La sopravvivenza politica di Obama, non tanto come presidente, visto che la sua rielezione è probabile, ma in quanto discorso, dipende dalla seconda possibilità.[1] Credo che si possa enunciare come principio generale che l’esistenza stessa di un soggetto politico riformista non è neppure pensabile senza la circolazione nel vivo della società di un punto di vista robustamente radicale sullo stato del mondo. Implicito nel New Deal di Roosevelt era il “guardate che se non date retta a me, questi qui fanno come in Russia”, dove i destinatari del messaggio era la borghesia industriale e i “questi qui” gli occupanti delle fabbriche dell’area di Detroit.[2] Spero quindi che Obama resti alla Casa Bianca e che i segni di vita che ha dato negli ultimi mesi continuino e si rafforzino. Lo faccio non tanto per i risultati che Obama potrà portare a casa, anche se sono sempre importanti visto che possono avere effetto sulla vita di milioni di persone, quanto perché una sua rinvigorita presidenza sarà il sintomo di un’irrequietezza più profonda, iniettata nelle vene della società dal ritorno in forza del principio di eguaglianza.

**Voci estratte:**
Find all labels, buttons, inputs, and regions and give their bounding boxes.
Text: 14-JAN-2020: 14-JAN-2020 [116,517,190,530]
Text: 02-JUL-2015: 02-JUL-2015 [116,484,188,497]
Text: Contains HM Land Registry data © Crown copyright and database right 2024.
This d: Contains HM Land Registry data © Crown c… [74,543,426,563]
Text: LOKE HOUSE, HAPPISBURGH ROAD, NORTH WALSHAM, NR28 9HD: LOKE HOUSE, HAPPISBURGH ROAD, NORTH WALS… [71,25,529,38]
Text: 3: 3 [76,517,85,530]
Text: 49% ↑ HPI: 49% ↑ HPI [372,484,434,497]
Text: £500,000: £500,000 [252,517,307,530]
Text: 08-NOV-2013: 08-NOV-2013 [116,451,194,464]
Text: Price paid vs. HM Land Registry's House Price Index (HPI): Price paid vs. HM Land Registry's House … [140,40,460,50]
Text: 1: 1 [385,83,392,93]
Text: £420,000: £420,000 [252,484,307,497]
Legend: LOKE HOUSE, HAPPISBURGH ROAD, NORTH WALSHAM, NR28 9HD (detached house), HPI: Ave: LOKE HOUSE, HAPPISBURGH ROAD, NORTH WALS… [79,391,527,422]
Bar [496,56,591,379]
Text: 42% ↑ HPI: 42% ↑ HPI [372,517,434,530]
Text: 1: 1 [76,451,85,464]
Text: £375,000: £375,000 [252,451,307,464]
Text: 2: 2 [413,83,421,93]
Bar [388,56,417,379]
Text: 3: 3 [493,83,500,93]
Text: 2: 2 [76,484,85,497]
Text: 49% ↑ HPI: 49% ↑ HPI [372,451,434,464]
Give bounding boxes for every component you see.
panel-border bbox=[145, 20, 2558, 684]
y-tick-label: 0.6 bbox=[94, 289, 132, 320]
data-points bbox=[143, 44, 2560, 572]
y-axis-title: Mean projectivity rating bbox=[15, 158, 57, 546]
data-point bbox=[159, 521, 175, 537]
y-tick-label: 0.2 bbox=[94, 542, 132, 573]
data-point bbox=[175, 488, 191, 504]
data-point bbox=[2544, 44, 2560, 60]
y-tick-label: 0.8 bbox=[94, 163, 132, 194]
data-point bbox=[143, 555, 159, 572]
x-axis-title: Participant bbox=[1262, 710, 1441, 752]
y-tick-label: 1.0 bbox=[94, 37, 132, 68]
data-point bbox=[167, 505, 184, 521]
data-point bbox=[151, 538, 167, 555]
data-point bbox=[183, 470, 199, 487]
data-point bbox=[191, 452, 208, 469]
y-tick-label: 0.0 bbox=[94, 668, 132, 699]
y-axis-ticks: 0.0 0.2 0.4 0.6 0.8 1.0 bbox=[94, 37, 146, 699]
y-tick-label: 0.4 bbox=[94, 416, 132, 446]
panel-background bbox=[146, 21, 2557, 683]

**Consegna A:** Stabilisci se ciascuna delle seguenti affermazioni concorda con il brano su Obama, rispondendo sì o no e citando alla lettera le parole del brano che lo decidono. (i) La rielezione di Obama è considerata improbabile. (ii) I «questi qui» del messaggio implicito nel New Deal sono gli occupanti delle fabbriche dell'area di Detroit. (iii) Nel brano si esprime la speranza che Obama resti alla Casa Bianca.
**Consegna B:** Secondo il brano su Obama, di quale presidente era il New Deal?
**Consegna C:** Riprendi il brano su Obama dopo l'ultima frase riportata e portalo avanti.

**Risultato A:**
(i) No: «visto che la sua rielezione è probabile».
(ii) Sì: «i “questi qui” gli occupanti delle fabbriche dell’area di Detroit».
(iii) Sì: «Spero quindi che Obama resti alla Casa Bianca».

**Risultato B:** Di Roosevelt.

**Risultato C:**
[1] I repubblicani non sembrano in grado di presentare un candidato valido alle prossime presidenziali. Storicamente il partito republicano è stato vincente quando ha espresso candidati in grado di rappresentare sia la propria ala estrema, sul tipo dell’attuale Tea Party, sia le componenti conservatrici tradizionali, Bossi più Casini tanto per capirci. Ma il candidato più qualificato in questo senso, il governatore del New Jersey Christie, ha rinunciato in partenza perché troppo grasso, mentre i rincalzi Perry e Cain sembrano al momento perseguitati da un’irresistibile tendenza alla gaffe.